>> Start The data
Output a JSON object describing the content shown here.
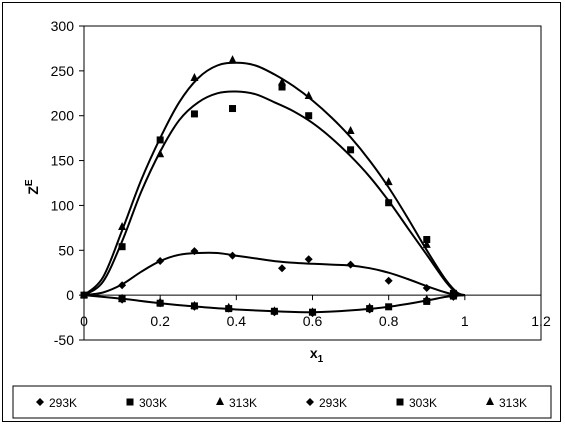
{
  "chart_data": {
    "type": "scatter",
    "xlabel": "x",
    "xlabel_subscript": "1",
    "ylabel": "Z",
    "ylabel_superscript": "E",
    "xlim": [
      0,
      1.2
    ],
    "ylim": [
      -50,
      300
    ],
    "x_ticks": [
      0,
      0.2,
      0.4,
      0.6,
      0.8,
      1,
      1.2
    ],
    "x_tick_labels": [
      "0",
      "0.2",
      "0.4",
      "0.6",
      "0.8",
      "1",
      "1.2"
    ],
    "y_ticks": [
      -50,
      0,
      50,
      100,
      150,
      200,
      250,
      300
    ],
    "y_tick_labels": [
      "-50",
      "0",
      "50",
      "100",
      "150",
      "200",
      "250",
      "300"
    ],
    "grid": false,
    "legend_position": "bottom",
    "series": [
      {
        "name": "293K",
        "marker": "diamond",
        "color": "#000000",
        "x": [
          0,
          0.1,
          0.2,
          0.29,
          0.39,
          0.52,
          0.59,
          0.7,
          0.8,
          0.9,
          0.97
        ],
        "y": [
          0,
          11,
          38,
          49,
          44,
          30,
          40,
          34,
          16,
          8,
          -2
        ]
      },
      {
        "name": "303K",
        "marker": "square",
        "color": "#000000",
        "x": [
          0,
          0.1,
          0.2,
          0.29,
          0.39,
          0.52,
          0.59,
          0.7,
          0.8,
          0.9,
          0.97
        ],
        "y": [
          0,
          54,
          173,
          202,
          208,
          232,
          200,
          162,
          103,
          62,
          2
        ]
      },
      {
        "name": "313K",
        "marker": "triangle",
        "color": "#000000",
        "x": [
          0,
          0.1,
          0.2,
          0.29,
          0.39,
          0.52,
          0.59,
          0.7,
          0.8,
          0.9,
          0.97
        ],
        "y": [
          0,
          76,
          157,
          242,
          262,
          237,
          222,
          183,
          126,
          56,
          0
        ]
      },
      {
        "name": "293K",
        "marker": "diamond",
        "color": "#000000",
        "x": [
          0.1,
          0.2,
          0.29,
          0.38,
          0.5,
          0.6,
          0.75,
          0.9,
          0.97
        ],
        "y": [
          -5,
          -9,
          -13,
          -15,
          -19,
          -20,
          -16,
          -6,
          -1
        ]
      },
      {
        "name": "303K",
        "marker": "square",
        "color": "#000000",
        "x": [
          0.1,
          0.2,
          0.29,
          0.38,
          0.5,
          0.6,
          0.75,
          0.8,
          0.9,
          0.97
        ],
        "y": [
          -4,
          -9,
          -12,
          -15,
          -18,
          -19,
          -15,
          -13,
          -7,
          -1
        ]
      },
      {
        "name": "313K",
        "marker": "triangle",
        "color": "#000000",
        "x": [
          0.1,
          0.2,
          0.29,
          0.38,
          0.5,
          0.6,
          0.75,
          0.9
        ],
        "y": [
          -4,
          -8,
          -12,
          -14,
          -18,
          -19,
          -14,
          -5
        ]
      }
    ],
    "fit_curves": [
      {
        "for_series": "293K",
        "x": [
          0,
          0.05,
          0.1,
          0.15,
          0.2,
          0.25,
          0.3,
          0.35,
          0.4,
          0.45,
          0.5,
          0.55,
          0.6,
          0.65,
          0.7,
          0.75,
          0.8,
          0.85,
          0.9,
          0.95,
          0.98,
          1.0
        ],
        "y": [
          0,
          3,
          12,
          26,
          38,
          45,
          47,
          47,
          44,
          41,
          38,
          36,
          35,
          34,
          33,
          30,
          25,
          18,
          10,
          3,
          0,
          0
        ]
      },
      {
        "for_series": "303K",
        "x": [
          0,
          0.05,
          0.1,
          0.15,
          0.2,
          0.25,
          0.3,
          0.35,
          0.4,
          0.45,
          0.5,
          0.55,
          0.6,
          0.65,
          0.7,
          0.75,
          0.8,
          0.85,
          0.9,
          0.95,
          0.98,
          1.0
        ],
        "y": [
          0,
          15,
          60,
          115,
          160,
          195,
          215,
          225,
          227,
          224,
          215,
          205,
          192,
          175,
          155,
          132,
          105,
          75,
          45,
          15,
          2,
          0
        ]
      },
      {
        "for_series": "313K",
        "x": [
          0,
          0.05,
          0.1,
          0.15,
          0.2,
          0.25,
          0.3,
          0.35,
          0.4,
          0.45,
          0.5,
          0.55,
          0.6,
          0.65,
          0.7,
          0.75,
          0.8,
          0.85,
          0.9,
          0.95,
          0.98,
          1.0
        ],
        "y": [
          0,
          20,
          72,
          128,
          175,
          215,
          242,
          256,
          259,
          256,
          246,
          233,
          217,
          198,
          176,
          150,
          120,
          86,
          50,
          17,
          3,
          0
        ]
      },
      {
        "for_series": "lower",
        "x": [
          0,
          0.1,
          0.2,
          0.3,
          0.4,
          0.5,
          0.6,
          0.7,
          0.8,
          0.9,
          0.95,
          1.0
        ],
        "y": [
          0,
          -4,
          -9,
          -13,
          -16,
          -18,
          -19,
          -17,
          -13,
          -6,
          -2,
          0
        ]
      }
    ]
  }
}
>> End The data
= Task =
Reproduce the material in full, word for word, and omit the pictures.

= Reply to the task =
Output a JSON object describing the content shown here.
{
  "chart_data": {
    "type": "scatter",
    "xlabel": "x",
    "xlabel_subscript": "1",
    "ylabel": "Z",
    "ylabel_superscript": "E",
    "xlim": [
      0,
      1.2
    ],
    "ylim": [
      -50,
      300
    ],
    "x_ticks": [
      0,
      0.2,
      0.4,
      0.6,
      0.8,
      1,
      1.2
    ],
    "x_tick_labels": [
      "0",
      "0.2",
      "0.4",
      "0.6",
      "0.8",
      "1",
      "1.2"
    ],
    "y_ticks": [
      -50,
      0,
      50,
      100,
      150,
      200,
      250,
      300
    ],
    "y_tick_labels": [
      "-50",
      "0",
      "50",
      "100",
      "150",
      "200",
      "250",
      "300"
    ],
    "grid": false,
    "legend_position": "bottom",
    "series": [
      {
        "name": "293K",
        "marker": "diamond",
        "color": "#000000",
        "x": [
          0,
          0.1,
          0.2,
          0.29,
          0.39,
          0.52,
          0.59,
          0.7,
          0.8,
          0.9,
          0.97
        ],
        "y": [
          0,
          11,
          38,
          49,
          44,
          30,
          40,
          34,
          16,
          8,
          -2
        ]
      },
      {
        "name": "303K",
        "marker": "square",
        "color": "#000000",
        "x": [
          0,
          0.1,
          0.2,
          0.29,
          0.39,
          0.52,
          0.59,
          0.7,
          0.8,
          0.9,
          0.97
        ],
        "y": [
          0,
          54,
          173,
          202,
          208,
          232,
          200,
          162,
          103,
          62,
          2
        ]
      },
      {
        "name": "313K",
        "marker": "triangle",
        "color": "#000000",
        "x": [
          0,
          0.1,
          0.2,
          0.29,
          0.39,
          0.52,
          0.59,
          0.7,
          0.8,
          0.9,
          0.97
        ],
        "y": [
          0,
          76,
          157,
          242,
          262,
          237,
          222,
          183,
          126,
          56,
          0
        ]
      },
      {
        "name": "293K",
        "marker": "diamond",
        "color": "#000000",
        "x": [
          0.1,
          0.2,
          0.29,
          0.38,
          0.5,
          0.6,
          0.75,
          0.9,
          0.97
        ],
        "y": [
          -5,
          -9,
          -13,
          -15,
          -19,
          -20,
          -16,
          -6,
          -1
        ]
      },
      {
        "name": "303K",
        "marker": "square",
        "color": "#000000",
        "x": [
          0.1,
          0.2,
          0.29,
          0.38,
          0.5,
          0.6,
          0.75,
          0.8,
          0.9,
          0.97
        ],
        "y": [
          -4,
          -9,
          -12,
          -15,
          -18,
          -19,
          -15,
          -13,
          -7,
          -1
        ]
      },
      {
        "name": "313K",
        "marker": "triangle",
        "color": "#000000",
        "x": [
          0.1,
          0.2,
          0.29,
          0.38,
          0.5,
          0.6,
          0.75,
          0.9
        ],
        "y": [
          -4,
          -8,
          -12,
          -14,
          -18,
          -19,
          -14,
          -5
        ]
      }
    ],
    "fit_curves": [
      {
        "for_series": "293K",
        "x": [
          0,
          0.05,
          0.1,
          0.15,
          0.2,
          0.25,
          0.3,
          0.35,
          0.4,
          0.45,
          0.5,
          0.55,
          0.6,
          0.65,
          0.7,
          0.75,
          0.8,
          0.85,
          0.9,
          0.95,
          0.98,
          1.0
        ],
        "y": [
          0,
          3,
          12,
          26,
          38,
          45,
          47,
          47,
          44,
          41,
          38,
          36,
          35,
          34,
          33,
          30,
          25,
          18,
          10,
          3,
          0,
          0
        ]
      },
      {
        "for_series": "303K",
        "x": [
          0,
          0.05,
          0.1,
          0.15,
          0.2,
          0.25,
          0.3,
          0.35,
          0.4,
          0.45,
          0.5,
          0.55,
          0.6,
          0.65,
          0.7,
          0.75,
          0.8,
          0.85,
          0.9,
          0.95,
          0.98,
          1.0
        ],
        "y": [
          0,
          15,
          60,
          115,
          160,
          195,
          215,
          225,
          227,
          224,
          215,
          205,
          192,
          175,
          155,
          132,
          105,
          75,
          45,
          15,
          2,
          0
        ]
      },
      {
        "for_series": "313K",
        "x": [
          0,
          0.05,
          0.1,
          0.15,
          0.2,
          0.25,
          0.3,
          0.35,
          0.4,
          0.45,
          0.5,
          0.55,
          0.6,
          0.65,
          0.7,
          0.75,
          0.8,
          0.85,
          0.9,
          0.95,
          0.98,
          1.0
        ],
        "y": [
          0,
          20,
          72,
          128,
          175,
          215,
          242,
          256,
          259,
          256,
          246,
          233,
          217,
          198,
          176,
          150,
          120,
          86,
          50,
          17,
          3,
          0
        ]
      },
      {
        "for_series": "lower",
        "x": [
          0,
          0.1,
          0.2,
          0.3,
          0.4,
          0.5,
          0.6,
          0.7,
          0.8,
          0.9,
          0.95,
          1.0
        ],
        "y": [
          0,
          -4,
          -9,
          -13,
          -16,
          -18,
          -19,
          -17,
          -13,
          -6,
          -2,
          0
        ]
      }
    ]
  }
}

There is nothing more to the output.